Entries with figure data —

◆ ◆ ◆

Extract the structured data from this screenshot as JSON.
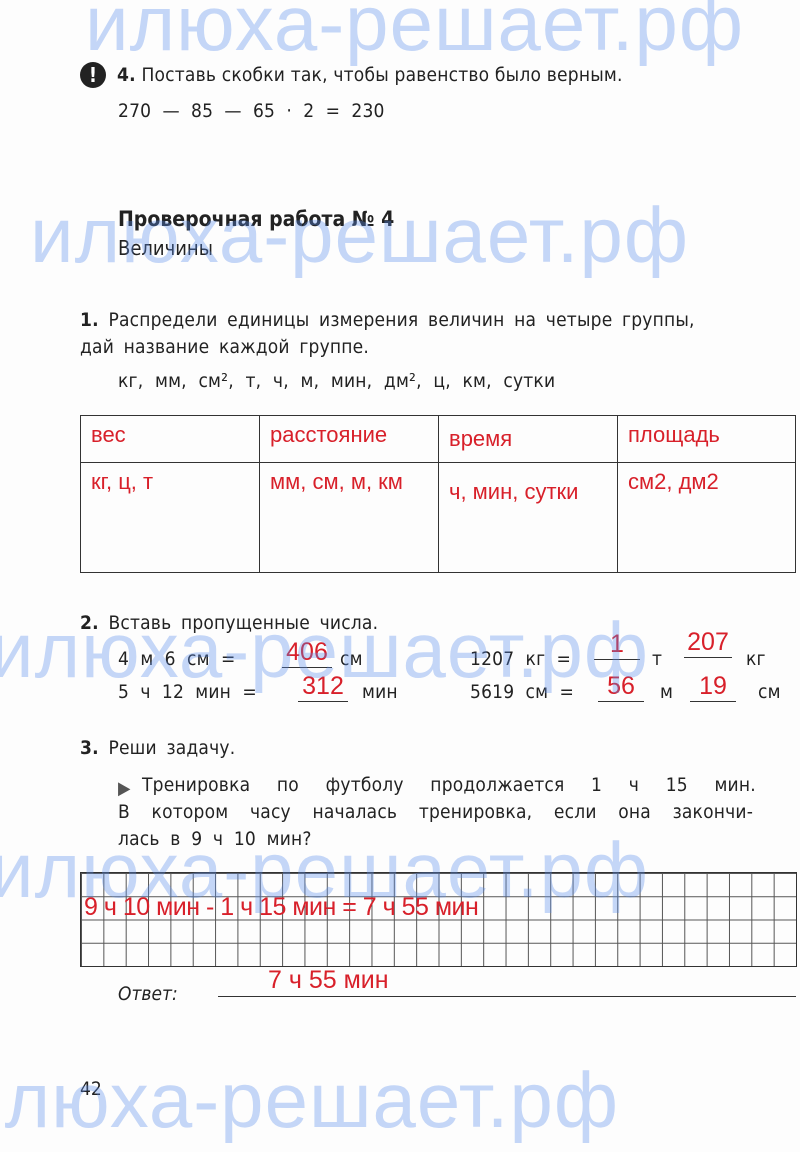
{
  "watermark": "илюха-решает.рф",
  "task4": {
    "badge": "!",
    "number": "4.",
    "text": "Поставь скобки так, чтобы равенство было верным.",
    "expression": "270  —  85  —  65  ·  2  =  230"
  },
  "test": {
    "title": "Проверочная работа № 4",
    "subtitle": "Величины"
  },
  "task1": {
    "number": "1.",
    "line1": "Распредели единицы измерения величин на четыре группы,",
    "line2": "дай название каждой группе.",
    "units": [
      "кг,",
      "мм,",
      "см²,",
      "т,",
      "ч,",
      "м,",
      "мин,",
      "дм²,",
      "ц,",
      "км,",
      "сутки"
    ],
    "table": {
      "headers": [
        "вес",
        "расстояние",
        "время",
        "площадь"
      ],
      "cells": [
        "кг, ц, т",
        "мм, см, м, км",
        "ч, мин, сутки",
        "см2, дм2"
      ]
    }
  },
  "task2": {
    "number": "2.",
    "text": "Вставь пропущенные числа.",
    "eq1": {
      "left": "4  м  6  см  =",
      "answer": "406",
      "unit": "см"
    },
    "eq2": {
      "left": "5  ч  12  мин  =",
      "answer": "312",
      "unit": "мин"
    },
    "eq3": {
      "left": "1207  кг  =",
      "answer1": "1",
      "unit1": "т",
      "answer2": "207",
      "unit2": "кг"
    },
    "eq4": {
      "left": "5619  см  =",
      "answer1": "56",
      "unit1": "м",
      "answer2": "19",
      "unit2": "см"
    }
  },
  "task3": {
    "number": "3.",
    "text": "Реши задачу.",
    "problem": [
      "Тренировка по футболу продолжается 1 ч 15 мин.",
      "В котором часу началась тренировка, если она закончи-",
      "лась в 9 ч 10 мин?"
    ],
    "solution": "9 ч 10 мин - 1 ч 15 мин = 7 ч 55 мин",
    "answer_label": "Ответ:",
    "answer": "7 ч 55 мин"
  },
  "page_number": "42"
}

◆ ◆ ◆

TASK INSTRUCTIONS — Will you restate every entry word for word and omit the images?

RIGHT ANSWER —
Extract the structured data from this screenshot as JSON.
{
  "watermark": "илюха-решает.рф",
  "task4": {
    "badge": "!",
    "number": "4.",
    "text": "Поставь скобки так, чтобы равенство было верным.",
    "expression": "270  —  85  —  65  ·  2  =  230"
  },
  "test": {
    "title": "Проверочная работа № 4",
    "subtitle": "Величины"
  },
  "task1": {
    "number": "1.",
    "line1": "Распредели единицы измерения величин на четыре группы,",
    "line2": "дай название каждой группе.",
    "units": [
      "кг,",
      "мм,",
      "см²,",
      "т,",
      "ч,",
      "м,",
      "мин,",
      "дм²,",
      "ц,",
      "км,",
      "сутки"
    ],
    "table": {
      "headers": [
        "вес",
        "расстояние",
        "время",
        "площадь"
      ],
      "cells": [
        "кг, ц, т",
        "мм, см, м, км",
        "ч, мин, сутки",
        "см2, дм2"
      ]
    }
  },
  "task2": {
    "number": "2.",
    "text": "Вставь пропущенные числа.",
    "eq1": {
      "left": "4  м  6  см  =",
      "answer": "406",
      "unit": "см"
    },
    "eq2": {
      "left": "5  ч  12  мин  =",
      "answer": "312",
      "unit": "мин"
    },
    "eq3": {
      "left": "1207  кг  =",
      "answer1": "1",
      "unit1": "т",
      "answer2": "207",
      "unit2": "кг"
    },
    "eq4": {
      "left": "5619  см  =",
      "answer1": "56",
      "unit1": "м",
      "answer2": "19",
      "unit2": "см"
    }
  },
  "task3": {
    "number": "3.",
    "text": "Реши задачу.",
    "problem": [
      "Тренировка по футболу продолжается 1 ч 15 мин.",
      "В котором часу началась тренировка, если она закончи-",
      "лась в 9 ч 10 мин?"
    ],
    "solution": "9 ч 10 мин - 1 ч 15 мин = 7 ч 55 мин",
    "answer_label": "Ответ:",
    "answer": "7 ч 55 мин"
  },
  "page_number": "42"
}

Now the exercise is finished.